WHAT YOU WILL DO: Repeat the listing below in full, exactly as it stands.

BEGIN EXCERPTED RECORDS

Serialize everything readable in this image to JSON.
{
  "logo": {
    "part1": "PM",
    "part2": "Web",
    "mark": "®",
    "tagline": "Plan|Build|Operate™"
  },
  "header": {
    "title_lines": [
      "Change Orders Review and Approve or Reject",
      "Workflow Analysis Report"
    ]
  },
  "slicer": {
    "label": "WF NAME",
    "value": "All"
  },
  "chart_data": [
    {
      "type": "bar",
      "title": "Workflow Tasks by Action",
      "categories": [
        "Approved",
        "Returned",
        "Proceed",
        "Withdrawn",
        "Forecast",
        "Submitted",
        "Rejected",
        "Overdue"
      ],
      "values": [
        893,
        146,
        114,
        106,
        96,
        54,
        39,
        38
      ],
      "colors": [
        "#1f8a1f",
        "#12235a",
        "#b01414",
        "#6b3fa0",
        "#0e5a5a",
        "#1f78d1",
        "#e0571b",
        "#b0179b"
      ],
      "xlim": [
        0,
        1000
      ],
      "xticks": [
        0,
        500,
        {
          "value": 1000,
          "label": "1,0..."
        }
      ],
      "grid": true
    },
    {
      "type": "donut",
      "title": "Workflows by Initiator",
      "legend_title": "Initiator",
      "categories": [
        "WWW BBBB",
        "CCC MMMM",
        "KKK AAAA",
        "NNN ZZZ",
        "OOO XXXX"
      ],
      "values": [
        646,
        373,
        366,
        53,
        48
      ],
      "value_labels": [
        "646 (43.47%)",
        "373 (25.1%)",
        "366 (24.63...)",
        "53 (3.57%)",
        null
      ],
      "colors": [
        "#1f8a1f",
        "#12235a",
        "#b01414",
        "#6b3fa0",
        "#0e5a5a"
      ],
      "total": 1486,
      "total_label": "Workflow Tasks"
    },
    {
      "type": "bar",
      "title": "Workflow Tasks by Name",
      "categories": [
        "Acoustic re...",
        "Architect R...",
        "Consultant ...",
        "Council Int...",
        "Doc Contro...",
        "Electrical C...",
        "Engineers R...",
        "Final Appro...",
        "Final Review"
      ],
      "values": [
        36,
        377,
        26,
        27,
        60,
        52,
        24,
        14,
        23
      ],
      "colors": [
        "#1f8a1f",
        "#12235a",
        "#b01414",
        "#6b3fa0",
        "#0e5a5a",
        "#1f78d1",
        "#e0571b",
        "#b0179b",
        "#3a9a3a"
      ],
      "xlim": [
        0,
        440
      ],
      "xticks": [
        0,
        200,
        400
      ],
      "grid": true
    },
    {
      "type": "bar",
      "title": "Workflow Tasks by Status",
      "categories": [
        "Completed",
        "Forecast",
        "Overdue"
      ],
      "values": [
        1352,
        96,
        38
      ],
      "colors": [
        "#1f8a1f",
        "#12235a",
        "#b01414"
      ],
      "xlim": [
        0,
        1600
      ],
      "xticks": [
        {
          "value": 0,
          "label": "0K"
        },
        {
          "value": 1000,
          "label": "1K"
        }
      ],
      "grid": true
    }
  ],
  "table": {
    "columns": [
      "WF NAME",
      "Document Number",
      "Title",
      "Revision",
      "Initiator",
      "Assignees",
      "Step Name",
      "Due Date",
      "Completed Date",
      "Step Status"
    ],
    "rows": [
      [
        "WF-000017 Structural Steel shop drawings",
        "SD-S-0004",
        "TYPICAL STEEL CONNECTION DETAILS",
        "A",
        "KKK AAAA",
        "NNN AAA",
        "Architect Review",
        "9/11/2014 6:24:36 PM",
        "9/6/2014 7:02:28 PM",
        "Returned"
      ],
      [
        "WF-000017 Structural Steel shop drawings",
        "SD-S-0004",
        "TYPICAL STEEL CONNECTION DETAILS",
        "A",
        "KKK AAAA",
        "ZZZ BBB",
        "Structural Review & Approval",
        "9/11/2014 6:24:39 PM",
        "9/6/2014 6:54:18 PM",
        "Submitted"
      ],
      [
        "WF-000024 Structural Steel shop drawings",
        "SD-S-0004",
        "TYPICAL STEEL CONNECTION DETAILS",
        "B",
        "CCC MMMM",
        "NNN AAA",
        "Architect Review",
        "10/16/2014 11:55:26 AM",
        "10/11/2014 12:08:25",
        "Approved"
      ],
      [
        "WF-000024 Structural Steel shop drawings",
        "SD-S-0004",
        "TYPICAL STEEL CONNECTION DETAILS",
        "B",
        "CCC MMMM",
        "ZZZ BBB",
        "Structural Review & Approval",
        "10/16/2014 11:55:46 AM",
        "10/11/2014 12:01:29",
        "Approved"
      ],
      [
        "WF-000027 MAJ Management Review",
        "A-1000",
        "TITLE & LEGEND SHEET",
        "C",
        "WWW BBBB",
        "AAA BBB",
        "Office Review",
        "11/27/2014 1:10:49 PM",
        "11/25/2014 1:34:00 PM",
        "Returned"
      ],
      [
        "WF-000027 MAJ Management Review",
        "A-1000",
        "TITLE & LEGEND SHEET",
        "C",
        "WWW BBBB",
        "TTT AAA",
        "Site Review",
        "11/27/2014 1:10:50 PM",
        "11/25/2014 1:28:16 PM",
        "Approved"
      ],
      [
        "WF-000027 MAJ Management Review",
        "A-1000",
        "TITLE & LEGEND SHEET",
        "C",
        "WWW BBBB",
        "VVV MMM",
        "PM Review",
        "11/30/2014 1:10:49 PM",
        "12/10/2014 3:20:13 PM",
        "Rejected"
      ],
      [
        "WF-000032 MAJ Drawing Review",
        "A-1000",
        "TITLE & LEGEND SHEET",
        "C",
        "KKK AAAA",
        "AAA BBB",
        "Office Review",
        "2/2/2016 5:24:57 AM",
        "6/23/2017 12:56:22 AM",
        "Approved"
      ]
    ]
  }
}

END EXCERPTED RECORDS

SOLUTION TO THIS PROBLEM:
Serialize everything readable in this image to JSON.
{
  "logo": {
    "part1": "PM",
    "part2": "Web",
    "mark": "®",
    "tagline": "Plan|Build|Operate™"
  },
  "header": {
    "title_lines": [
      "Change Orders Review and Approve or Reject",
      "Workflow Analysis Report"
    ]
  },
  "slicer": {
    "label": "WF NAME",
    "value": "All"
  },
  "chart_data": [
    {
      "type": "bar",
      "title": "Workflow Tasks by Action",
      "categories": [
        "Approved",
        "Returned",
        "Proceed",
        "Withdrawn",
        "Forecast",
        "Submitted",
        "Rejected",
        "Overdue"
      ],
      "values": [
        893,
        146,
        114,
        106,
        96,
        54,
        39,
        38
      ],
      "colors": [
        "#1f8a1f",
        "#12235a",
        "#b01414",
        "#6b3fa0",
        "#0e5a5a",
        "#1f78d1",
        "#e0571b",
        "#b0179b"
      ],
      "xlim": [
        0,
        1000
      ],
      "xticks": [
        0,
        500,
        {
          "value": 1000,
          "label": "1,0..."
        }
      ],
      "grid": true
    },
    {
      "type": "donut",
      "title": "Workflows by Initiator",
      "legend_title": "Initiator",
      "categories": [
        "WWW BBBB",
        "CCC MMMM",
        "KKK AAAA",
        "NNN ZZZ",
        "OOO XXXX"
      ],
      "values": [
        646,
        373,
        366,
        53,
        48
      ],
      "value_labels": [
        "646 (43.47%)",
        "373 (25.1%)",
        "366 (24.63...)",
        "53 (3.57%)",
        null
      ],
      "colors": [
        "#1f8a1f",
        "#12235a",
        "#b01414",
        "#6b3fa0",
        "#0e5a5a"
      ],
      "total": 1486,
      "total_label": "Workflow Tasks"
    },
    {
      "type": "bar",
      "title": "Workflow Tasks by Name",
      "categories": [
        "Acoustic re...",
        "Architect R...",
        "Consultant ...",
        "Council Int...",
        "Doc Contro...",
        "Electrical C...",
        "Engineers R...",
        "Final Appro...",
        "Final Review"
      ],
      "values": [
        36,
        377,
        26,
        27,
        60,
        52,
        24,
        14,
        23
      ],
      "colors": [
        "#1f8a1f",
        "#12235a",
        "#b01414",
        "#6b3fa0",
        "#0e5a5a",
        "#1f78d1",
        "#e0571b",
        "#b0179b",
        "#3a9a3a"
      ],
      "xlim": [
        0,
        440
      ],
      "xticks": [
        0,
        200,
        400
      ],
      "grid": true
    },
    {
      "type": "bar",
      "title": "Workflow Tasks by Status",
      "categories": [
        "Completed",
        "Forecast",
        "Overdue"
      ],
      "values": [
        1352,
        96,
        38
      ],
      "colors": [
        "#1f8a1f",
        "#12235a",
        "#b01414"
      ],
      "xlim": [
        0,
        1600
      ],
      "xticks": [
        {
          "value": 0,
          "label": "0K"
        },
        {
          "value": 1000,
          "label": "1K"
        }
      ],
      "grid": true
    }
  ],
  "table": {
    "columns": [
      "WF NAME",
      "Document Number",
      "Title",
      "Revision",
      "Initiator",
      "Assignees",
      "Step Name",
      "Due Date",
      "Completed Date",
      "Step Status"
    ],
    "rows": [
      [
        "WF-000017 Structural Steel shop drawings",
        "SD-S-0004",
        "TYPICAL STEEL CONNECTION DETAILS",
        "A",
        "KKK AAAA",
        "NNN AAA",
        "Architect Review",
        "9/11/2014 6:24:36 PM",
        "9/6/2014 7:02:28 PM",
        "Returned"
      ],
      [
        "WF-000017 Structural Steel shop drawings",
        "SD-S-0004",
        "TYPICAL STEEL CONNECTION DETAILS",
        "A",
        "KKK AAAA",
        "ZZZ BBB",
        "Structural Review & Approval",
        "9/11/2014 6:24:39 PM",
        "9/6/2014 6:54:18 PM",
        "Submitted"
      ],
      [
        "WF-000024 Structural Steel shop drawings",
        "SD-S-0004",
        "TYPICAL STEEL CONNECTION DETAILS",
        "B",
        "CCC MMMM",
        "NNN AAA",
        "Architect Review",
        "10/16/2014 11:55:26 AM",
        "10/11/2014 12:08:25",
        "Approved"
      ],
      [
        "WF-000024 Structural Steel shop drawings",
        "SD-S-0004",
        "TYPICAL STEEL CONNECTION DETAILS",
        "B",
        "CCC MMMM",
        "ZZZ BBB",
        "Structural Review & Approval",
        "10/16/2014 11:55:46 AM",
        "10/11/2014 12:01:29",
        "Approved"
      ],
      [
        "WF-000027 MAJ Management Review",
        "A-1000",
        "TITLE & LEGEND SHEET",
        "C",
        "WWW BBBB",
        "AAA BBB",
        "Office Review",
        "11/27/2014 1:10:49 PM",
        "11/25/2014 1:34:00 PM",
        "Returned"
      ],
      [
        "WF-000027 MAJ Management Review",
        "A-1000",
        "TITLE & LEGEND SHEET",
        "C",
        "WWW BBBB",
        "TTT AAA",
        "Site Review",
        "11/27/2014 1:10:50 PM",
        "11/25/2014 1:28:16 PM",
        "Approved"
      ],
      [
        "WF-000027 MAJ Management Review",
        "A-1000",
        "TITLE & LEGEND SHEET",
        "C",
        "WWW BBBB",
        "VVV MMM",
        "PM Review",
        "11/30/2014 1:10:49 PM",
        "12/10/2014 3:20:13 PM",
        "Rejected"
      ],
      [
        "WF-000032 MAJ Drawing Review",
        "A-1000",
        "TITLE & LEGEND SHEET",
        "C",
        "KKK AAAA",
        "AAA BBB",
        "Office Review",
        "2/2/2016 5:24:57 AM",
        "6/23/2017 12:56:22 AM",
        "Approved"
      ]
    ]
  }
}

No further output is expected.